EXERCISE: Quote all entries exactly, leaving pictures aside.
○ ○ ○ ○
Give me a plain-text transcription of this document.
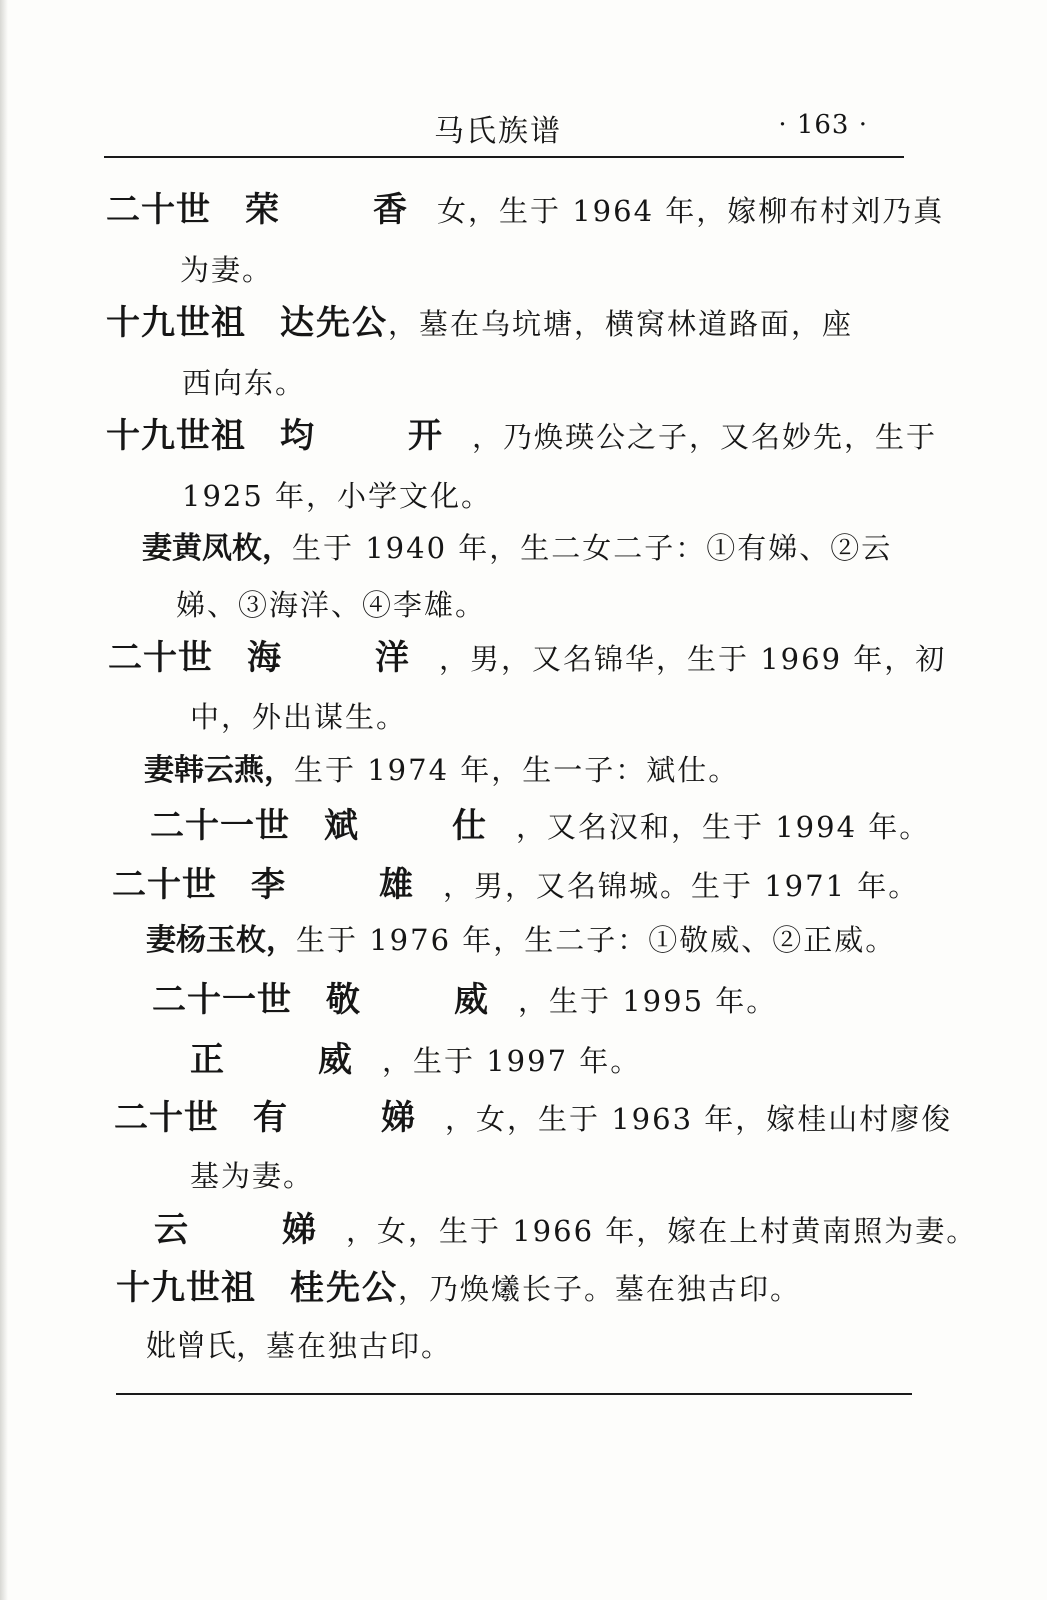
马氏族谱	· 163 ·
二十世 荣　香女，生于 1964 年，嫁柳布村刘乃真
为妻。
十九世祖 达先公，墓在乌坑塘，横窝林道路面，座
西向东。
十九世祖 均　开，乃焕瑛公之子，又名妙先，生于
1925 年，小学文化。
妻黄凤枚，生于 1940 年，生二女二子：①有娣、②云
娣、③海洋、④李雄。
二十世 海　洋，男，又名锦华，生于 1969 年，初
中，外出谋生。
妻韩云燕，生于 1974 年，生一子：斌仕。
二十一世 斌　仕，又名汉和，生于 1994 年。
二十世 李　雄，男，又名锦城。生于 1971 年。
妻杨玉枚，生于 1976 年，生二子：①敬威、②正威。
二十一世 敬　威，生于 1995 年。
正　威，生于 1997 年。
二十世 有　娣，女，生于 1963 年，嫁桂山村廖俊
基为妻。
云　娣，女，生于 1966 年，嫁在上村黄南照为妻。
十九世祖 桂先公，乃焕爔长子。墓在独古印。
妣曾氏，墓在独古印。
○ ○ ○ ○
WRITTEN RESPONSE:
Give me a plain-text transcription of this document.
马氏族谱	· 163 ·
二十世 荣　香女，生于 1964 年，嫁柳布村刘乃真
为妻。
十九世祖 达先公，墓在乌坑塘，横窝林道路面，座
西向东。
十九世祖 均　开，乃焕瑛公之子，又名妙先，生于
1925 年，小学文化。
妻黄凤枚，生于 1940 年，生二女二子：①有娣、②云
娣、③海洋、④李雄。
二十世 海　洋，男，又名锦华，生于 1969 年，初
中，外出谋生。
妻韩云燕，生于 1974 年，生一子：斌仕。
二十一世 斌　仕，又名汉和，生于 1994 年。
二十世 李　雄，男，又名锦城。生于 1971 年。
妻杨玉枚，生于 1976 年，生二子：①敬威、②正威。
二十一世 敬　威，生于 1995 年。
正　威，生于 1997 年。
二十世 有　娣，女，生于 1963 年，嫁桂山村廖俊
基为妻。
云　娣，女，生于 1966 年，嫁在上村黄南照为妻。
十九世祖 桂先公，乃焕爔长子。墓在独古印。
妣曾氏，墓在独古印。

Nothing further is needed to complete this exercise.